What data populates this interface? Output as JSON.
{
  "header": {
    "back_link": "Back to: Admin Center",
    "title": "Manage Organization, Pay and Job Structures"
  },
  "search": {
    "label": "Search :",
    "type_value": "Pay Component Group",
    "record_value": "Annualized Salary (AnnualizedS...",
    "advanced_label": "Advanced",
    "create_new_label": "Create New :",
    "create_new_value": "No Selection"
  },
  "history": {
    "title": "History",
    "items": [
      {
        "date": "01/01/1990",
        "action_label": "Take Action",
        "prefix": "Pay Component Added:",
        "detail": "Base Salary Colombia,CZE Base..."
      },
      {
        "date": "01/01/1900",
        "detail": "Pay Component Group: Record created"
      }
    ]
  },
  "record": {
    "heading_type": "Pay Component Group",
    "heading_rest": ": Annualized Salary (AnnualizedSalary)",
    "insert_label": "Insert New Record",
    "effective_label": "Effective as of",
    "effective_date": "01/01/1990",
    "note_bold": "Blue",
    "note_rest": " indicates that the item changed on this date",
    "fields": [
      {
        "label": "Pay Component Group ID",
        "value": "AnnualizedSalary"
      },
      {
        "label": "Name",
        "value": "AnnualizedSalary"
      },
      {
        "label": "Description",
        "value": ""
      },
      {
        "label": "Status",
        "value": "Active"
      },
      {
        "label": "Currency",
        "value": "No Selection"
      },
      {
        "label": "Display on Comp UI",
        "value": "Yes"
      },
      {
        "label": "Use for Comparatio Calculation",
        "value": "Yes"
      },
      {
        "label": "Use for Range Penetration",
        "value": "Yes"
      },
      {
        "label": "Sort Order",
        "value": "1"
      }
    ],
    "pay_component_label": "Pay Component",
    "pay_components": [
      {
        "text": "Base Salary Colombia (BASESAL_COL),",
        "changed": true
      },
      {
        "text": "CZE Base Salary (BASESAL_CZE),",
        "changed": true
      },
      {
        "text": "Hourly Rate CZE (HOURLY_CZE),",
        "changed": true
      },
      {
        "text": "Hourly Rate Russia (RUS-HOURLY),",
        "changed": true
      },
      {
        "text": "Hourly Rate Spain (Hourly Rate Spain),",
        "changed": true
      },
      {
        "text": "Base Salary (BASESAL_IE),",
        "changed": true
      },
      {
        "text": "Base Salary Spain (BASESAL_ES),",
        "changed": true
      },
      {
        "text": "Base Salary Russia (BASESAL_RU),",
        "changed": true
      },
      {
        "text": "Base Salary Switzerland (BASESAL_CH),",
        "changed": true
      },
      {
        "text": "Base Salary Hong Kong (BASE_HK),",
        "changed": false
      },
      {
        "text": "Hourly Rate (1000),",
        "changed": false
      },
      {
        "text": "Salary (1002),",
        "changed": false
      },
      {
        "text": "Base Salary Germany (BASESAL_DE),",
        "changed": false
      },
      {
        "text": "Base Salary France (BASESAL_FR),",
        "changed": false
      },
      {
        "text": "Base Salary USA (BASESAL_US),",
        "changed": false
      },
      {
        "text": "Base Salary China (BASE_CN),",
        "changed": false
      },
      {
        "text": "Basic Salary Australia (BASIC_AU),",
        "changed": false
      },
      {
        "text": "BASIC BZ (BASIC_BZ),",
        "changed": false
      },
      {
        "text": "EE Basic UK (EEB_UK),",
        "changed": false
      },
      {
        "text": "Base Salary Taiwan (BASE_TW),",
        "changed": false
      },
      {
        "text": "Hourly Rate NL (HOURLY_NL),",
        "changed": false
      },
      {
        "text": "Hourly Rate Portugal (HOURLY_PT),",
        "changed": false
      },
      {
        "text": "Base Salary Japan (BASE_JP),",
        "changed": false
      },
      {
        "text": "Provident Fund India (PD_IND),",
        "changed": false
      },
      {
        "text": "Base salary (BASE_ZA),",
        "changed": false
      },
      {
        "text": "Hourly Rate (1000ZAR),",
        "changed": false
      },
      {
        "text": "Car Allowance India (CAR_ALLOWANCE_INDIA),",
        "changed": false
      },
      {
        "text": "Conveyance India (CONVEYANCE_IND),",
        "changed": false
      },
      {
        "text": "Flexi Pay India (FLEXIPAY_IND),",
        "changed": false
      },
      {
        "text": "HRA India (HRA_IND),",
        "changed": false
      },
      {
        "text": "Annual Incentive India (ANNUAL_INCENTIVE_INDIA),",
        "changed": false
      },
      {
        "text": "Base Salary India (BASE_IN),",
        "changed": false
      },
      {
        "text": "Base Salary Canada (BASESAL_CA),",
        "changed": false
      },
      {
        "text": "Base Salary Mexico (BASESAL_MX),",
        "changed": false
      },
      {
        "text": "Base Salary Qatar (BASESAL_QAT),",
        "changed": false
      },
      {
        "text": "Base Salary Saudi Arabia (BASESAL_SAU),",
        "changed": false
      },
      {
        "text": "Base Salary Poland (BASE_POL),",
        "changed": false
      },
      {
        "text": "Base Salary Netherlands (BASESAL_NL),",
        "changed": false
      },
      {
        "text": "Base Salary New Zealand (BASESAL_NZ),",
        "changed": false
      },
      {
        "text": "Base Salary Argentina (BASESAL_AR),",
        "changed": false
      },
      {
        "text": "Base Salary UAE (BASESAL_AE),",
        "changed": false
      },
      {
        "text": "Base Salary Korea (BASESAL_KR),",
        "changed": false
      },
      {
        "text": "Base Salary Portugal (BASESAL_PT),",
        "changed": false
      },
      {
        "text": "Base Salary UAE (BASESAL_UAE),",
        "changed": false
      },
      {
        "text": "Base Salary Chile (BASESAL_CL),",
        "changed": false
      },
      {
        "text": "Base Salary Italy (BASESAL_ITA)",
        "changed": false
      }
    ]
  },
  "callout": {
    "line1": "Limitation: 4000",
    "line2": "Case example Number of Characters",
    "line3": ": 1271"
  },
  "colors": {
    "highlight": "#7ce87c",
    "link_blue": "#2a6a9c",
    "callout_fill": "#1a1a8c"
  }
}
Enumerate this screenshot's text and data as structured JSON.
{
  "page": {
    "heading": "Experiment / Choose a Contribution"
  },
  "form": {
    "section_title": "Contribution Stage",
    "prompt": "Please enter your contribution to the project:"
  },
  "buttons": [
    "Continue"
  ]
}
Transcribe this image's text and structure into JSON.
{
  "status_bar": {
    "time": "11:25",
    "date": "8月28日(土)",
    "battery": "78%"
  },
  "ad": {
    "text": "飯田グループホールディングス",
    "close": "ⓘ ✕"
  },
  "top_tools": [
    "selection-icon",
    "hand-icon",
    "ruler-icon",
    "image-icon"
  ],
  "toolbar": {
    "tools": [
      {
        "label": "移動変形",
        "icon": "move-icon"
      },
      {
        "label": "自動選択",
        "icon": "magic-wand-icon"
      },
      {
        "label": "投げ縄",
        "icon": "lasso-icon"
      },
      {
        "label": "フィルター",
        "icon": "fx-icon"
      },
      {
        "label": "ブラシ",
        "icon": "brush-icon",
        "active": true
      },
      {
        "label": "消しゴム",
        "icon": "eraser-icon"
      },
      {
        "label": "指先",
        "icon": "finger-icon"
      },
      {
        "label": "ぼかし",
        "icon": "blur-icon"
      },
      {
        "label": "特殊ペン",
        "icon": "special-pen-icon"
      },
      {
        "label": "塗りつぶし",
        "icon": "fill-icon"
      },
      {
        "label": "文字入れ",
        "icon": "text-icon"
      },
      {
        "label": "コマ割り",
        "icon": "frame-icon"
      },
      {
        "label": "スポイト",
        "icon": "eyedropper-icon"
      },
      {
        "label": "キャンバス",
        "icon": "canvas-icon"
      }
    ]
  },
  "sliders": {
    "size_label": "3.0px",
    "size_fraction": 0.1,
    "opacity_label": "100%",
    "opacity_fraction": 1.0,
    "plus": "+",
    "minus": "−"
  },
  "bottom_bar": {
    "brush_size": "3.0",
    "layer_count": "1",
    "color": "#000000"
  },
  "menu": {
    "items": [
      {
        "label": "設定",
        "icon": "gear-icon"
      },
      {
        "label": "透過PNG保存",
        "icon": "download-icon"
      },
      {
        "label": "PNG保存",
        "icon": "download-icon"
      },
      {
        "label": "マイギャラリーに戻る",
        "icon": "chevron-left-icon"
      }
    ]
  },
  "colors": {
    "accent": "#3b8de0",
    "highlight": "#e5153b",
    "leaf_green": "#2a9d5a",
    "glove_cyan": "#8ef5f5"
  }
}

__TASK TO CARRY OUT__. Pull out every line of the records that includes the string "data".

__RESULT OF THE EXERCISE__.
What data populates this interface? Output as JSON.
Enumerate this screenshot's text and data as structured JSON.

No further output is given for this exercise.